— Passage cité —
Intervention de Denis Sommer

Réunion du vendredi 7 septembre 2018 à 21h30
Commission spéciale chargée d'examiner le projet de loi relatif à la croissance et la transformation des entreprises

Photo issue du site de l'Assemblée nationale ou de WikipediaDenis Sommer, rapporteur :

Je suis en total désaccord avec cet amendement qui conduit à considérer que le chef d'entreprise est a priori coupable des difficultés que l'entreprise peut rencontrer et qu'à partir de là, il doit être immédiatement sanctionné. Le chef d'entreprise n'est pas forcément responsable des problèmes de l'entreprise – accidents de marchés, difficultés avec une entreprise cliente, forte pression sur les prix de la part des clients, investissements correspondant à un marché qui se trouve annulé pour toutes sortes de raisons, crise internationale, etc. Considérer a priori que le salaire du chef d'entreprise n'est pas justifié ne me paraît ni juste, ni acceptable.

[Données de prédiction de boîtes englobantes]
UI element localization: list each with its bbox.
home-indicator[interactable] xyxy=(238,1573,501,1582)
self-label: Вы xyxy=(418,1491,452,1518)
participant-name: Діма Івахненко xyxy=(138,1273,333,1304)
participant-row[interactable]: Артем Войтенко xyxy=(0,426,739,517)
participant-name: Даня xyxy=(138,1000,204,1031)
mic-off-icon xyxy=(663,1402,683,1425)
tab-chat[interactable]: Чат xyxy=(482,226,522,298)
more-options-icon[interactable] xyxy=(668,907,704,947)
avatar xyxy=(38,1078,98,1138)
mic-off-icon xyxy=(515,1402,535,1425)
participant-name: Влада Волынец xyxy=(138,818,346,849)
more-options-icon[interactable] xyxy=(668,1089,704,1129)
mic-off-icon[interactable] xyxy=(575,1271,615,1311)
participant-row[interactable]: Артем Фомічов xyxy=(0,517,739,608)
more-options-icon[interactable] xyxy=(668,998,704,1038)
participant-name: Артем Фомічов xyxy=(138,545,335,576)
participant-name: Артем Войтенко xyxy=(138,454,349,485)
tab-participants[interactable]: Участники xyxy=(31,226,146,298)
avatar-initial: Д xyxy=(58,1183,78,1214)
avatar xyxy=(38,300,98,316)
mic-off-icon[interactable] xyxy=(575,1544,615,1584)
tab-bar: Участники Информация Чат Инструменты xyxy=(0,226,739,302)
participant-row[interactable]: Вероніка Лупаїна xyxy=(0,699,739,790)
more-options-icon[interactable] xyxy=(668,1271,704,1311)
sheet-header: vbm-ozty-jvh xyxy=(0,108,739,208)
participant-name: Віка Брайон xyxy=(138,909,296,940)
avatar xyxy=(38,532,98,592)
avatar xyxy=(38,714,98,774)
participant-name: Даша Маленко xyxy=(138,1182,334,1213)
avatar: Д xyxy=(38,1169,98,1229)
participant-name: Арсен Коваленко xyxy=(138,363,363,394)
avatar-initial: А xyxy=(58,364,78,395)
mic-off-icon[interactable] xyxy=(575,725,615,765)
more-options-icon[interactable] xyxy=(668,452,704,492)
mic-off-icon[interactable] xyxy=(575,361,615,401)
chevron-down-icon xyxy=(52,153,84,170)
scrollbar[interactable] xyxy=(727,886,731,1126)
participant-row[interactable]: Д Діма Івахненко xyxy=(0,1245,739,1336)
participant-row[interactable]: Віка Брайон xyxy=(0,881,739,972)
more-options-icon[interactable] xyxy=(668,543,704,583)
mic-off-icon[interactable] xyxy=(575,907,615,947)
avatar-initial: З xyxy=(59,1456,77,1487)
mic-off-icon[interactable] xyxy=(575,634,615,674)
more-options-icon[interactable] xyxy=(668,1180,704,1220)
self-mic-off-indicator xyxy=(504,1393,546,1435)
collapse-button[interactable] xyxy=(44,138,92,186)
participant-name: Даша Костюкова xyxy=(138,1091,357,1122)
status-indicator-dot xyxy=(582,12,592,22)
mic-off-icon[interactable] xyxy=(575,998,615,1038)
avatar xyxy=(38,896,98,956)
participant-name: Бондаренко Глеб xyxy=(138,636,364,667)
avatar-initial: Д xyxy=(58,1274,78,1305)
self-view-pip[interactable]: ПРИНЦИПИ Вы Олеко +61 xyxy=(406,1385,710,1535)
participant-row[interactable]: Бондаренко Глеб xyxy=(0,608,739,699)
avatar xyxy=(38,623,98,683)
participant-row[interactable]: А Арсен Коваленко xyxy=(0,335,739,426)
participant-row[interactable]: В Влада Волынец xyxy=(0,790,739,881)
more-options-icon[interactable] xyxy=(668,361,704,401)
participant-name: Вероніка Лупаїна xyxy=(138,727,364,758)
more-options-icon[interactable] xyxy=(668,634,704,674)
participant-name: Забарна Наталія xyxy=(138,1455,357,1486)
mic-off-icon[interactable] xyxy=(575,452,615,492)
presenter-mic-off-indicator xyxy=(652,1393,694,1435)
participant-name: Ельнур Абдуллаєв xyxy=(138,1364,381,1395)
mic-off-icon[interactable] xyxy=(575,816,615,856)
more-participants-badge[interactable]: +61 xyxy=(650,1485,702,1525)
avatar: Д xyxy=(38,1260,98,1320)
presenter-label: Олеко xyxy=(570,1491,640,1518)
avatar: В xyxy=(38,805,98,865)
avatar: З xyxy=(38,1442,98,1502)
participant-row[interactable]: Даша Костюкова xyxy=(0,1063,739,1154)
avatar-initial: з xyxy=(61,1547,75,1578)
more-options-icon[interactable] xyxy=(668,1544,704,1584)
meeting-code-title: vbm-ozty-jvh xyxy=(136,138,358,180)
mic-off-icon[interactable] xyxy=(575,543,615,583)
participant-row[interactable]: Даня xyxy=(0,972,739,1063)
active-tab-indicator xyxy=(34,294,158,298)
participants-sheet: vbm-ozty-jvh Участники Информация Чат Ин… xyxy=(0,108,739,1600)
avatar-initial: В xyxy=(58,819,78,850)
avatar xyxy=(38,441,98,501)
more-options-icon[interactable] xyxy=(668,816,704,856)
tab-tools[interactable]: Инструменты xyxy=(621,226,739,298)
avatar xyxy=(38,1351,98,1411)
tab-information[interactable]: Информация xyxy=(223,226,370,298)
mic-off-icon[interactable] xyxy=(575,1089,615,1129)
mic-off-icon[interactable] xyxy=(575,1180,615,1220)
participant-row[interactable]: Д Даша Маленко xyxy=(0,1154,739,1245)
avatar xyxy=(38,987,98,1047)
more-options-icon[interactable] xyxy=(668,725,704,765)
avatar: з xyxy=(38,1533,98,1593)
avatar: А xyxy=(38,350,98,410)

— Consigne A —
D'après l'intervention de Denis Sommer, à quelle date et à quelle heure s'est tenue la réunion ?
— Consigne B —
Selon l'intervention de Denis Sommer, pourquoi le chef d'entreprise n'est-il pas forcément responsable des problèmes de l'entreprise ? Répondez en une à trois phrases.
— Consigne C —
Prolongez l'intervention de Denis Sommer sur l'amendement à partir de sa dernière phrase, en quelques phrases du même ton.
Les items n'ont aucun rôle dans ce travail.

— Espace de réponse A —
Le vendredi 7 septembre 2018 à 21h30.

— Espace de réponse B —
Les difficultés peuvent venir de causes extérieures à lui : accidents de marchés, difficultés avec une entreprise cliente, forte pression des clients sur les prix, investissements liés à un marché annulé ou crise internationale. Il serait donc injuste de le tenir a priori pour coupable et de le sanctionner aussitôt.

— Espace de réponse C —
Ajoutons que les salaires des dirigeants de PME sont très souvent tout à fait raisonnables et nettement en dessous des salaires des cadres dirigeants de grands groupes.

Il faut donc observer la réalité de l'entreprise. Si le salaire n'est pas de nature à compromettre le redressement de l'entreprise, il doit bien évidemment être maintenu. Et si ce n'est pas le cas au vu de la situation réelle de l'entreprise, le juge sera sollicité.